• Raw records:
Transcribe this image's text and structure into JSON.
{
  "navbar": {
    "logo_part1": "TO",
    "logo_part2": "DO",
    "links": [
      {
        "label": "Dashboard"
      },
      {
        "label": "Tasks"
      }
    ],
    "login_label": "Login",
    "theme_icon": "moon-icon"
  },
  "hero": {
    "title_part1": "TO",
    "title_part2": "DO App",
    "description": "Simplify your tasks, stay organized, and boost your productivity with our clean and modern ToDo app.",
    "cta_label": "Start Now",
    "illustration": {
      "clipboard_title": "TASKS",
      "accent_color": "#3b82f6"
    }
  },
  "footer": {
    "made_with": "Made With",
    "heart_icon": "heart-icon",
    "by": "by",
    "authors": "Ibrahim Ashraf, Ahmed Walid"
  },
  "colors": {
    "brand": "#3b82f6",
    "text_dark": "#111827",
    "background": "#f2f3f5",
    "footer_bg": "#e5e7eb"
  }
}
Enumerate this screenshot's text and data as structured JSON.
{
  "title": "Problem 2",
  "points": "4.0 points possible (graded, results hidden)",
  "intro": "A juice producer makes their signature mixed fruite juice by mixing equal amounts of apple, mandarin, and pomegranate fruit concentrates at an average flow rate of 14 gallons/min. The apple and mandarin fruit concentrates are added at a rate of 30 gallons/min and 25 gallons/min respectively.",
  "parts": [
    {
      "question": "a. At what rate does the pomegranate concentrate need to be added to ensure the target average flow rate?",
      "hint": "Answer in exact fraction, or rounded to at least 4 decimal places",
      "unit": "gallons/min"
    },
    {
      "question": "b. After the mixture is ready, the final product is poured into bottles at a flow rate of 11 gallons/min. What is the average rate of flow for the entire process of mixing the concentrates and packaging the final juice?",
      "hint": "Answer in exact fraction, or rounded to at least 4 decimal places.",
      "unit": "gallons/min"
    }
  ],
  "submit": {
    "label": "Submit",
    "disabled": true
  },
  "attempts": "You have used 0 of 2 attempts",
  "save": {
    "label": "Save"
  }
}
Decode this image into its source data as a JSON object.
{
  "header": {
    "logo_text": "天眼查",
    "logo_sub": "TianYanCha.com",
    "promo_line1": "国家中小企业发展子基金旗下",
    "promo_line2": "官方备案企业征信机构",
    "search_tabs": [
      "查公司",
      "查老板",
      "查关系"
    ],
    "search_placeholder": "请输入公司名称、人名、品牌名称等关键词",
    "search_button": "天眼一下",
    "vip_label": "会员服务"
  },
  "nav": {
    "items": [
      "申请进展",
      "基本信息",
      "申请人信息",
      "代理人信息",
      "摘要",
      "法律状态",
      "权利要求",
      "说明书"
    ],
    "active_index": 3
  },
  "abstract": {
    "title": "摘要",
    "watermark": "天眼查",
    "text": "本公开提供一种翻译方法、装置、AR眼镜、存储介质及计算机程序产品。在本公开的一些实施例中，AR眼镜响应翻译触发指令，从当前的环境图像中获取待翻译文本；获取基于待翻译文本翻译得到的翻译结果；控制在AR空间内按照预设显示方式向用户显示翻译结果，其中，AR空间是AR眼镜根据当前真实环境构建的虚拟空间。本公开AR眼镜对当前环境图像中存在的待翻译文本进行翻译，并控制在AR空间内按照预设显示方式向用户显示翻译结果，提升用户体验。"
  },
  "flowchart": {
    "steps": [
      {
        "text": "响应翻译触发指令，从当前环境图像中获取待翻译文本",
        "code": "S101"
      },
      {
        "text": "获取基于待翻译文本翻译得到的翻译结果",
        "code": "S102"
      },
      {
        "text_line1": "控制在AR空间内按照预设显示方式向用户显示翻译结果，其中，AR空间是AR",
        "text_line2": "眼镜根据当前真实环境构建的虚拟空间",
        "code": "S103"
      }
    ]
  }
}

• Problem statement:
Repeat the data precisely, line by line.

• Solution to the exercise:
Transcribe this image's text and structure into JSON.
{
  "navbar": {
    "logo_part1": "TO",
    "logo_part2": "DO",
    "links": [
      {
        "label": "Dashboard"
      },
      {
        "label": "Tasks"
      }
    ],
    "login_label": "Login",
    "theme_icon": "moon-icon"
  },
  "hero": {
    "title_part1": "TO",
    "title_part2": "DO App",
    "description": "Simplify your tasks, stay organized, and boost your productivity with our clean and modern ToDo app.",
    "cta_label": "Start Now",
    "illustration": {
      "clipboard_title": "TASKS",
      "accent_color": "#3b82f6"
    }
  },
  "footer": {
    "made_with": "Made With",
    "heart_icon": "heart-icon",
    "by": "by",
    "authors": "Ibrahim Ashraf, Ahmed Walid"
  },
  "colors": {
    "brand": "#3b82f6",
    "text_dark": "#111827",
    "background": "#f2f3f5",
    "footer_bg": "#e5e7eb"
  }
}
Enumerate this screenshot's text and data as structured JSON.
{
  "title": "Problem 2",
  "points": "4.0 points possible (graded, results hidden)",
  "intro": "A juice producer makes their signature mixed fruite juice by mixing equal amounts of apple, mandarin, and pomegranate fruit concentrates at an average flow rate of 14 gallons/min. The apple and mandarin fruit concentrates are added at a rate of 30 gallons/min and 25 gallons/min respectively.",
  "parts": [
    {
      "question": "a. At what rate does the pomegranate concentrate need to be added to ensure the target average flow rate?",
      "hint": "Answer in exact fraction, or rounded to at least 4 decimal places",
      "unit": "gallons/min"
    },
    {
      "question": "b. After the mixture is ready, the final product is poured into bottles at a flow rate of 11 gallons/min. What is the average rate of flow for the entire process of mixing the concentrates and packaging the final juice?",
      "hint": "Answer in exact fraction, or rounded to at least 4 decimal places.",
      "unit": "gallons/min"
    }
  ],
  "submit": {
    "label": "Submit",
    "disabled": true
  },
  "attempts": "You have used 0 of 2 attempts",
  "save": {
    "label": "Save"
  }
}
Decode this image into its source data as a JSON object.
{
  "header": {
    "logo_text": "天眼查",
    "logo_sub": "TianYanCha.com",
    "promo_line1": "国家中小企业发展子基金旗下",
    "promo_line2": "官方备案企业征信机构",
    "search_tabs": [
      "查公司",
      "查老板",
      "查关系"
    ],
    "search_placeholder": "请输入公司名称、人名、品牌名称等关键词",
    "search_button": "天眼一下",
    "vip_label": "会员服务"
  },
  "nav": {
    "items": [
      "申请进展",
      "基本信息",
      "申请人信息",
      "代理人信息",
      "摘要",
      "法律状态",
      "权利要求",
      "说明书"
    ],
    "active_index": 3
  },
  "abstract": {
    "title": "摘要",
    "watermark": "天眼查",
    "text": "本公开提供一种翻译方法、装置、AR眼镜、存储介质及计算机程序产品。在本公开的一些实施例中，AR眼镜响应翻译触发指令，从当前的环境图像中获取待翻译文本；获取基于待翻译文本翻译得到的翻译结果；控制在AR空间内按照预设显示方式向用户显示翻译结果，其中，AR空间是AR眼镜根据当前真实环境构建的虚拟空间。本公开AR眼镜对当前环境图像中存在的待翻译文本进行翻译，并控制在AR空间内按照预设显示方式向用户显示翻译结果，提升用户体验。"
  },
  "flowchart": {
    "steps": [
      {
        "text": "响应翻译触发指令，从当前环境图像中获取待翻译文本",
        "code": "S101"
      },
      {
        "text": "获取基于待翻译文本翻译得到的翻译结果",
        "code": "S102"
      },
      {
        "text_line1": "控制在AR空间内按照预设显示方式向用户显示翻译结果，其中，AR空间是AR",
        "text_line2": "眼镜根据当前真实环境构建的虚拟空间",
        "code": "S103"
      }
    ]
  }
}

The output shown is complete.